* [Stored rows]:
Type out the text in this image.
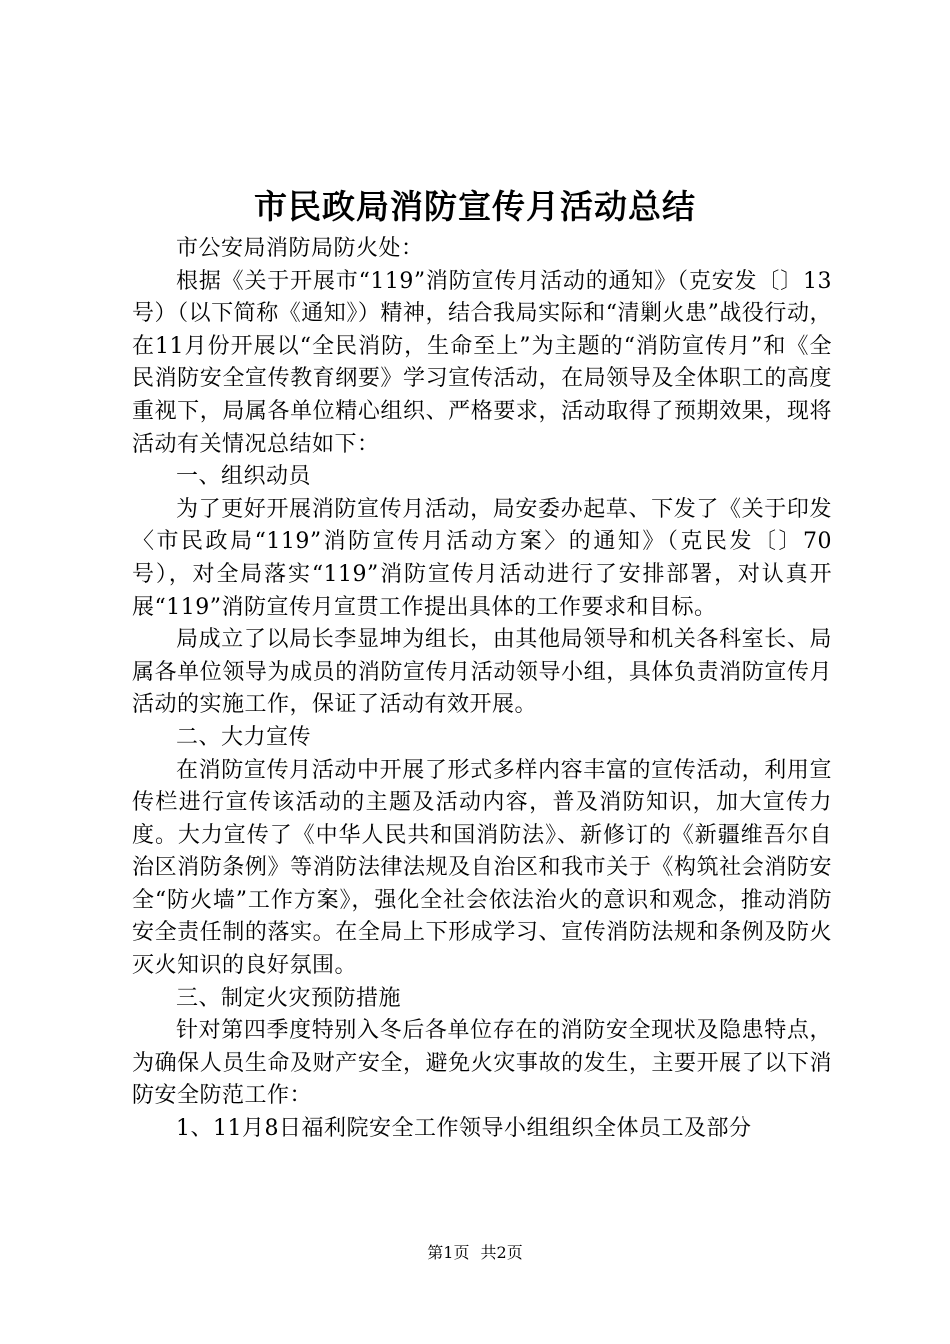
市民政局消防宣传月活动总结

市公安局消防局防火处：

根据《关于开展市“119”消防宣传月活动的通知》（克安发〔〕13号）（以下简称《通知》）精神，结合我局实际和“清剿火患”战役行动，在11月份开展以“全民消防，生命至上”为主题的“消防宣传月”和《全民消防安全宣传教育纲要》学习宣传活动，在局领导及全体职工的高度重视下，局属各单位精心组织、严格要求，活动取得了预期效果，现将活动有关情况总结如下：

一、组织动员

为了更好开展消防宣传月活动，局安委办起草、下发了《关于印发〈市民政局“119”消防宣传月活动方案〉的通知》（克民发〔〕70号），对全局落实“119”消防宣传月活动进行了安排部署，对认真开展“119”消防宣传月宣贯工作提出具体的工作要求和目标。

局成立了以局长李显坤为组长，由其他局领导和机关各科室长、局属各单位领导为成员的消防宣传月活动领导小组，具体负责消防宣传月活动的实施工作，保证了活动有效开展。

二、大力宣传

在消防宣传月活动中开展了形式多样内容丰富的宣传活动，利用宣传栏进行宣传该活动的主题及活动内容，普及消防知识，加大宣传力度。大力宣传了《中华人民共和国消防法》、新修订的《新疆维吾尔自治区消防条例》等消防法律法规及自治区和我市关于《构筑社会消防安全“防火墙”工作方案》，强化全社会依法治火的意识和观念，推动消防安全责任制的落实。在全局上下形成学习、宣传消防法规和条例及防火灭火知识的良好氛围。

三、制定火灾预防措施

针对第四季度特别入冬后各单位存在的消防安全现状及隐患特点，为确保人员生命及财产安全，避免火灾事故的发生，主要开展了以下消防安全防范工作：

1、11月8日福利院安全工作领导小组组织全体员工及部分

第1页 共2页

* [Aim of the exercise]: In this exercise, set down all of the data exactly, without the pictures.

* [Solution to this exercise]:
Type out the text in this image.
市民政局消防宣传月活动总结

市公安局消防局防火处：

根据《关于开展市“119”消防宣传月活动的通知》（克安发〔〕13号）（以下简称《通知》）精神，结合我局实际和“清剿火患”战役行动，在11月份开展以“全民消防，生命至上”为主题的“消防宣传月”和《全民消防安全宣传教育纲要》学习宣传活动，在局领导及全体职工的高度重视下，局属各单位精心组织、严格要求，活动取得了预期效果，现将活动有关情况总结如下：

一、组织动员

为了更好开展消防宣传月活动，局安委办起草、下发了《关于印发〈市民政局“119”消防宣传月活动方案〉的通知》（克民发〔〕70号），对全局落实“119”消防宣传月活动进行了安排部署，对认真开展“119”消防宣传月宣贯工作提出具体的工作要求和目标。

局成立了以局长李显坤为组长，由其他局领导和机关各科室长、局属各单位领导为成员的消防宣传月活动领导小组，具体负责消防宣传月活动的实施工作，保证了活动有效开展。

二、大力宣传

在消防宣传月活动中开展了形式多样内容丰富的宣传活动，利用宣传栏进行宣传该活动的主题及活动内容，普及消防知识，加大宣传力度。大力宣传了《中华人民共和国消防法》、新修订的《新疆维吾尔自治区消防条例》等消防法律法规及自治区和我市关于《构筑社会消防安全“防火墙”工作方案》，强化全社会依法治火的意识和观念，推动消防安全责任制的落实。在全局上下形成学习、宣传消防法规和条例及防火灭火知识的良好氛围。

三、制定火灾预防措施

针对第四季度特别入冬后各单位存在的消防安全现状及隐患特点，为确保人员生命及财产安全，避免火灾事故的发生，主要开展了以下消防安全防范工作：

1、11月8日福利院安全工作领导小组组织全体员工及部分

第1页 共2页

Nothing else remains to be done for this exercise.